• [Excerpted text]:
====================
Dare to do Edinburgh in August
Photo Credit To Joan Boxall. Looking North from Edinburgh Castle walls to the Firth of Forth.

Dare to do Edinburgh in August

Charles Dickens said, “Coming back to Edinburgh is like coming home.” For me, it’s been over 40 years since I went on an Edinburgh exchange with UBC’s women’s field hockey team. For my husband Ken, it’s a first-time visit. We’re primed for some Celtic fun.

Edinburgh, Scotland is well-known for its sloping Royal Mile with Edinburgh Castle on top, the Palace of Holyroodhouse at its base – and a gazillion pubs in between. The Edinburgh Review of 1838 stated that Edinburgh’s architecture is in its landscape. By day, the castle is a craggy landmark and, by night, it’s a fully-lit musical spectacle known as the Royal Edinburgh Military Tattoo. August is the Scottish capital’s busiest month, memorable for the Tattoo and the festival atmosphere.

Here are seven ways to celebrate:

WALK AROUND

The Edinburgh Festival Voluntary Guides Association leads free two-hour walks along the Royal Mile during August from the castle crag to the Palace of Holyroodhouse. Tours leave from the City Chambers, across from St. Giles Cathedral, mid-morning and mid-afternoon on the Royal Mile.

Our guide, John Thompson, is a retired teacher in tweed tam. He’s one of 60 guides in this association, which started in 1947. Our group follows him down steep Old Town side streets known as closes.

A Black Watch (Royal Highlander) piper. Photo by Joan Boxall.
====================
• [Supplied records]:
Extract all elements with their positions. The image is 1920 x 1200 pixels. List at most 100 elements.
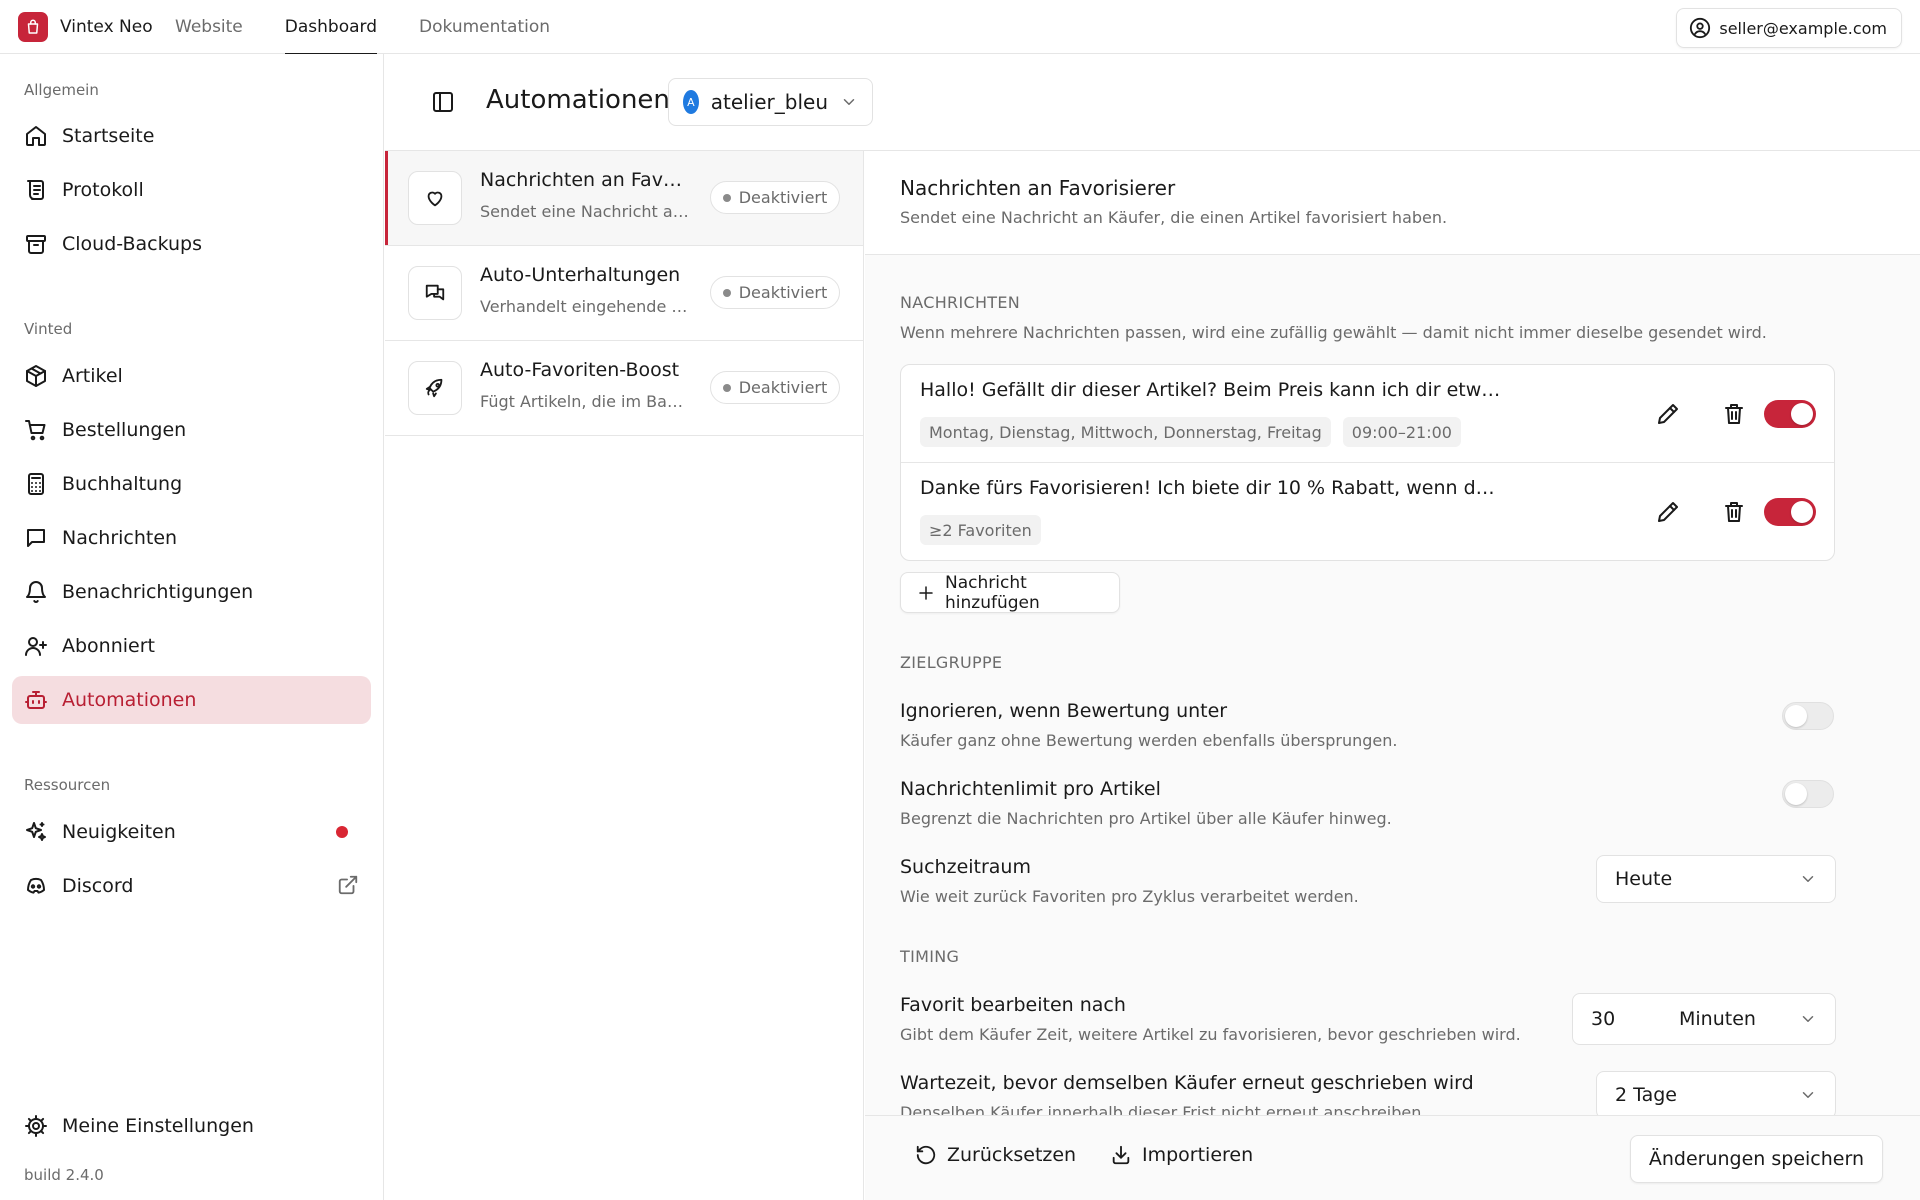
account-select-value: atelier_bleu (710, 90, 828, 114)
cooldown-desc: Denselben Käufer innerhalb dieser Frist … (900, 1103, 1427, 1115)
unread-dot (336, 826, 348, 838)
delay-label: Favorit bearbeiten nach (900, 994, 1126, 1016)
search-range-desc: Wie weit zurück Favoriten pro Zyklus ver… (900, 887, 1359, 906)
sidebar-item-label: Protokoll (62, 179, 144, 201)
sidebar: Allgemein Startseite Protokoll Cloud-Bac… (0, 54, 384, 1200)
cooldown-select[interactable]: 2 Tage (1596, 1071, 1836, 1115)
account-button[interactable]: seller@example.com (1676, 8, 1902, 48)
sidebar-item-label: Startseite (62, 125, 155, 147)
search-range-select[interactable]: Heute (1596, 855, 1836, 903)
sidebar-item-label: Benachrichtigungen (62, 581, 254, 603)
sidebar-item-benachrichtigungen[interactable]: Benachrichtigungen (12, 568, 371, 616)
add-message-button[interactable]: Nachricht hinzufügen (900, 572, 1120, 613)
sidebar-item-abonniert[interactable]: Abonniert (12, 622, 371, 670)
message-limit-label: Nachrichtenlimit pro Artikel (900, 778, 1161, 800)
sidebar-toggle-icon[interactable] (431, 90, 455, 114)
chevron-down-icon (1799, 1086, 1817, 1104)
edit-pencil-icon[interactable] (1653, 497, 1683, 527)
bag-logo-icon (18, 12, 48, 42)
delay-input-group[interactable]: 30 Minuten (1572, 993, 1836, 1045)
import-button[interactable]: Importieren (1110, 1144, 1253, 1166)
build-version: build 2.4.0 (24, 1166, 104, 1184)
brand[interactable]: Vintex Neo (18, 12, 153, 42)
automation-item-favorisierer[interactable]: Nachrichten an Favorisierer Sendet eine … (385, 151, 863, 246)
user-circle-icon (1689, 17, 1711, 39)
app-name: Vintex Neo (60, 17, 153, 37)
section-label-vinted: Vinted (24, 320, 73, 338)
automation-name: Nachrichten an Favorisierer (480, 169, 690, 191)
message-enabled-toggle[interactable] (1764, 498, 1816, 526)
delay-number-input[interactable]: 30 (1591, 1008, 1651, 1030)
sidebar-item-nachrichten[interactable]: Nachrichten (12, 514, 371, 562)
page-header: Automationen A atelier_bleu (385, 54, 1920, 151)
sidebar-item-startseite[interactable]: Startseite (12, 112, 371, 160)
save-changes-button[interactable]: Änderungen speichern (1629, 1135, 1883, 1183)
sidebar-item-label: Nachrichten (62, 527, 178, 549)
====================
• [Tasks and exercises]:
**A.** Summarize the Edinburgh travel piece in two sentences.
**B.** Rewrite the Edinburgh travel piece between "Here are seven" and "the Royal Mile.", inclusive, putting "strolls" in place of "walks".
**C.** Write the next part of the Edinburgh travel piece, picking up after its last sentence.

• [Answers for this exercise]:
**A.** More than 40 years after a university field hockey exchange there, the author returns to Edinburgh in August with a husband on his first visit, when the city is at its busiest with the Royal Edinburgh Military Tattoo and a festival atmosphere. The first of seven suggested ways to celebrate is a free two-hour walk along the Royal Mile, from the castle crag to the Palace of Holyroodhouse, led by guides of the Edinburgh Festival Voluntary Guides Association.

**B.**
Here are seven ways to celebrate:

WALK AROUND

The Edinburgh Festival Voluntary Guides Association leads free two-hour strolls along the Royal Mile during August from the castle crag to the Palace of Holyroodhouse. Tours leave from the City Chambers, across from St. Giles Cathedral, mid-morning and mid-afternoon on the Royal Mile.

**C.**
He takes us by Dean Brodie’s Tavern. This 18th-century rogue inspired Robert Louis Stevenson’s Jekyll-and-Hyde story of good versus evil. Law and order in mind, we visit the impressive hammer-beamed oak roof of Parliament Hall, which houses the Supreme Court of Scotland. Nearby, church reformer, John Knox is allegedly buried under parking stall #23 of St. Giles Cathedral parking lot. Check out the free Writers Museum for more on the Scots scribblers: Stevenson, Scott and Burns at the top o’ the Royal Mile.

JK Rowling began and ended her Harry Potter series from the Elephant Café and the Balmoral Hotel. At Maxie’s Bistro, we crunch French bread over a bowl of pureed pepper-and-stilton soup, overlooking JK’s inspiration for Hogwarts School of Witchcraft and Wizardry, a 17th-century school with turrets and towers.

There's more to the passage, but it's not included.